----- RECORD LIST -----

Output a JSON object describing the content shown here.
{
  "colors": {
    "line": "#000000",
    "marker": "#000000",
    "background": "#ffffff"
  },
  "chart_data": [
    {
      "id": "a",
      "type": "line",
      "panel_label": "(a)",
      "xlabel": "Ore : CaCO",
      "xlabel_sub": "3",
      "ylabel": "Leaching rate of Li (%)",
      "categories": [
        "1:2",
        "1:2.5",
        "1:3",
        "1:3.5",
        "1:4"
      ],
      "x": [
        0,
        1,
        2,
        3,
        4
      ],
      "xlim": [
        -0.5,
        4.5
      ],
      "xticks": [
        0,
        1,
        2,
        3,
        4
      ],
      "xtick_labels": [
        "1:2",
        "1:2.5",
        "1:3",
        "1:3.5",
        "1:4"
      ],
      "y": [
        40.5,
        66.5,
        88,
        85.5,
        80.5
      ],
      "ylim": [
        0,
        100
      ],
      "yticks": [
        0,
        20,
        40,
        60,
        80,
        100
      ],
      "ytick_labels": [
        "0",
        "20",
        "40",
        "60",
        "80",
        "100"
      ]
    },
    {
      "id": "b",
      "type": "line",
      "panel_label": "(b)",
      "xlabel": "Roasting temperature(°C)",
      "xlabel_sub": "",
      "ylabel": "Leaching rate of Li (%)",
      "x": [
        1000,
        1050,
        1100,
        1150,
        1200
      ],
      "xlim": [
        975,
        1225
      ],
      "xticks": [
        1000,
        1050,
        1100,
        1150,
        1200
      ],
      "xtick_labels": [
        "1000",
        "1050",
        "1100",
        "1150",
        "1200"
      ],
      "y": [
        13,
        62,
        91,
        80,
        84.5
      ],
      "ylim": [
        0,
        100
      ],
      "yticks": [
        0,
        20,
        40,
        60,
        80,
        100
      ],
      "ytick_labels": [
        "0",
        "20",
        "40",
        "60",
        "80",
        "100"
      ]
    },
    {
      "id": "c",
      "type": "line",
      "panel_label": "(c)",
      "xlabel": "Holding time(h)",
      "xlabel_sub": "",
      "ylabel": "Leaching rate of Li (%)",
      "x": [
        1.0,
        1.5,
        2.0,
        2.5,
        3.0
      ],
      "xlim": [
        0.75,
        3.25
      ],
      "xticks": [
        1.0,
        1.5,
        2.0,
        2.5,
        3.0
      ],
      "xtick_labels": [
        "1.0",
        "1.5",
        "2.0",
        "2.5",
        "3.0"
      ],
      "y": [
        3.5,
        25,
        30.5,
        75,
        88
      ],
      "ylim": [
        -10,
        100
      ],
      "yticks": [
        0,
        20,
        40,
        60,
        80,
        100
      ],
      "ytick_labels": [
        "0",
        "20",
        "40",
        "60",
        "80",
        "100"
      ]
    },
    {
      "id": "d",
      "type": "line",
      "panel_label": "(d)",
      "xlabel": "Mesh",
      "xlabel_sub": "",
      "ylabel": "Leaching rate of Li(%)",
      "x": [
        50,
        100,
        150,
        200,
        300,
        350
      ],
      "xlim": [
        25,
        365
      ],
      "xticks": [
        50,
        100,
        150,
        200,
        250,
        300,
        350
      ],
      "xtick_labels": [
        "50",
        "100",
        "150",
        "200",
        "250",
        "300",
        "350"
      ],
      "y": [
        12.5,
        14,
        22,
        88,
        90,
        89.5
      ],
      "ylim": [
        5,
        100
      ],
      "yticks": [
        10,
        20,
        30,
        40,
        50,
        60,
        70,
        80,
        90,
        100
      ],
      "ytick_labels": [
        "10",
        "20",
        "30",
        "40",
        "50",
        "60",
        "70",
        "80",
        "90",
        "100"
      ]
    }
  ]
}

-----

■ EXERCISE:
Without leaving anything out, quote all the data.

■ COMPLETED EXERCISE:
Output a JSON object describing the content shown here.
{
  "colors": {
    "line": "#000000",
    "marker": "#000000",
    "background": "#ffffff"
  },
  "chart_data": [
    {
      "id": "a",
      "type": "line",
      "panel_label": "(a)",
      "xlabel": "Ore : CaCO",
      "xlabel_sub": "3",
      "ylabel": "Leaching rate of Li (%)",
      "categories": [
        "1:2",
        "1:2.5",
        "1:3",
        "1:3.5",
        "1:4"
      ],
      "x": [
        0,
        1,
        2,
        3,
        4
      ],
      "xlim": [
        -0.5,
        4.5
      ],
      "xticks": [
        0,
        1,
        2,
        3,
        4
      ],
      "xtick_labels": [
        "1:2",
        "1:2.5",
        "1:3",
        "1:3.5",
        "1:4"
      ],
      "y": [
        40.5,
        66.5,
        88,
        85.5,
        80.5
      ],
      "ylim": [
        0,
        100
      ],
      "yticks": [
        0,
        20,
        40,
        60,
        80,
        100
      ],
      "ytick_labels": [
        "0",
        "20",
        "40",
        "60",
        "80",
        "100"
      ]
    },
    {
      "id": "b",
      "type": "line",
      "panel_label": "(b)",
      "xlabel": "Roasting temperature(°C)",
      "xlabel_sub": "",
      "ylabel": "Leaching rate of Li (%)",
      "x": [
        1000,
        1050,
        1100,
        1150,
        1200
      ],
      "xlim": [
        975,
        1225
      ],
      "xticks": [
        1000,
        1050,
        1100,
        1150,
        1200
      ],
      "xtick_labels": [
        "1000",
        "1050",
        "1100",
        "1150",
        "1200"
      ],
      "y": [
        13,
        62,
        91,
        80,
        84.5
      ],
      "ylim": [
        0,
        100
      ],
      "yticks": [
        0,
        20,
        40,
        60,
        80,
        100
      ],
      "ytick_labels": [
        "0",
        "20",
        "40",
        "60",
        "80",
        "100"
      ]
    },
    {
      "id": "c",
      "type": "line",
      "panel_label": "(c)",
      "xlabel": "Holding time(h)",
      "xlabel_sub": "",
      "ylabel": "Leaching rate of Li (%)",
      "x": [
        1.0,
        1.5,
        2.0,
        2.5,
        3.0
      ],
      "xlim": [
        0.75,
        3.25
      ],
      "xticks": [
        1.0,
        1.5,
        2.0,
        2.5,
        3.0
      ],
      "xtick_labels": [
        "1.0",
        "1.5",
        "2.0",
        "2.5",
        "3.0"
      ],
      "y": [
        3.5,
        25,
        30.5,
        75,
        88
      ],
      "ylim": [
        -10,
        100
      ],
      "yticks": [
        0,
        20,
        40,
        60,
        80,
        100
      ],
      "ytick_labels": [
        "0",
        "20",
        "40",
        "60",
        "80",
        "100"
      ]
    },
    {
      "id": "d",
      "type": "line",
      "panel_label": "(d)",
      "xlabel": "Mesh",
      "xlabel_sub": "",
      "ylabel": "Leaching rate of Li(%)",
      "x": [
        50,
        100,
        150,
        200,
        300,
        350
      ],
      "xlim": [
        25,
        365
      ],
      "xticks": [
        50,
        100,
        150,
        200,
        250,
        300,
        350
      ],
      "xtick_labels": [
        "50",
        "100",
        "150",
        "200",
        "250",
        "300",
        "350"
      ],
      "y": [
        12.5,
        14,
        22,
        88,
        90,
        89.5
      ],
      "ylim": [
        5,
        100
      ],
      "yticks": [
        10,
        20,
        30,
        40,
        50,
        60,
        70,
        80,
        90,
        100
      ],
      "ytick_labels": [
        "10",
        "20",
        "30",
        "40",
        "50",
        "60",
        "70",
        "80",
        "90",
        "100"
      ]
    }
  ]
}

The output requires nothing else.